## Required work:
Pictures aside, repeat every entry exactly.

## Listing:
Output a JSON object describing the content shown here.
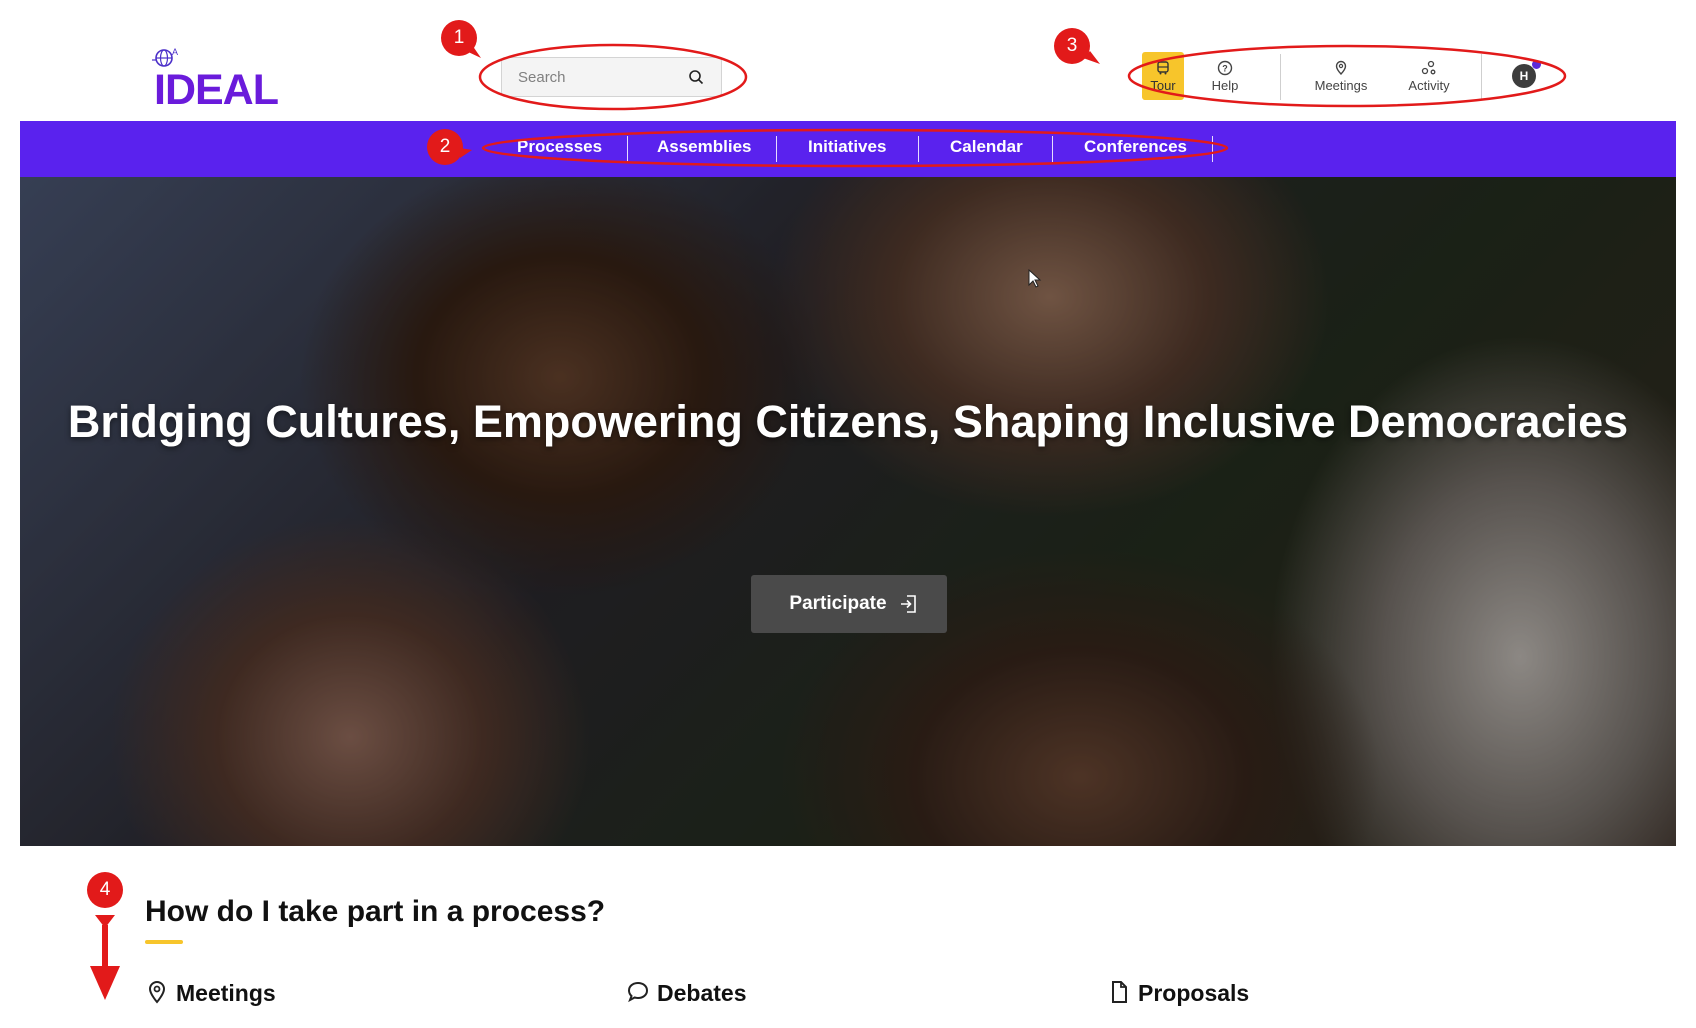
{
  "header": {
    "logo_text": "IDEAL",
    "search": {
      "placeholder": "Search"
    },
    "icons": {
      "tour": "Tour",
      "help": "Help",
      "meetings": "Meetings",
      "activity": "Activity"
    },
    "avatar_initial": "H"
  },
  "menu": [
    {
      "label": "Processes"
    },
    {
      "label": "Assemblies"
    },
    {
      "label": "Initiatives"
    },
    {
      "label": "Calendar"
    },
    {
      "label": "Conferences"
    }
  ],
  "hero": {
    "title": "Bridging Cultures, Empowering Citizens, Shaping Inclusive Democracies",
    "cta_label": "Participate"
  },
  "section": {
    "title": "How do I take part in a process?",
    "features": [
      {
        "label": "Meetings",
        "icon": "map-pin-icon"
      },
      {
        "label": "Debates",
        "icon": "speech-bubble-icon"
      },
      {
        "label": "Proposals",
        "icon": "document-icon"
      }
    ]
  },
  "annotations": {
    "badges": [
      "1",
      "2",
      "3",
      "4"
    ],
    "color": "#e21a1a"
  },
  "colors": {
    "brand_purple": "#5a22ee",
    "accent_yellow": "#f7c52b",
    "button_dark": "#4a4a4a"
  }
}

## Correct answer:
Output a JSON object describing the content shown here.
{
  "header": {
    "logo_text": "IDEAL",
    "search": {
      "placeholder": "Search"
    },
    "icons": {
      "tour": "Tour",
      "help": "Help",
      "meetings": "Meetings",
      "activity": "Activity"
    },
    "avatar_initial": "H"
  },
  "menu": [
    {
      "label": "Processes"
    },
    {
      "label": "Assemblies"
    },
    {
      "label": "Initiatives"
    },
    {
      "label": "Calendar"
    },
    {
      "label": "Conferences"
    }
  ],
  "hero": {
    "title": "Bridging Cultures, Empowering Citizens, Shaping Inclusive Democracies",
    "cta_label": "Participate"
  },
  "section": {
    "title": "How do I take part in a process?",
    "features": [
      {
        "label": "Meetings",
        "icon": "map-pin-icon"
      },
      {
        "label": "Debates",
        "icon": "speech-bubble-icon"
      },
      {
        "label": "Proposals",
        "icon": "document-icon"
      }
    ]
  },
  "annotations": {
    "badges": [
      "1",
      "2",
      "3",
      "4"
    ],
    "color": "#e21a1a"
  },
  "colors": {
    "brand_purple": "#5a22ee",
    "accent_yellow": "#f7c52b",
    "button_dark": "#4a4a4a"
  }
}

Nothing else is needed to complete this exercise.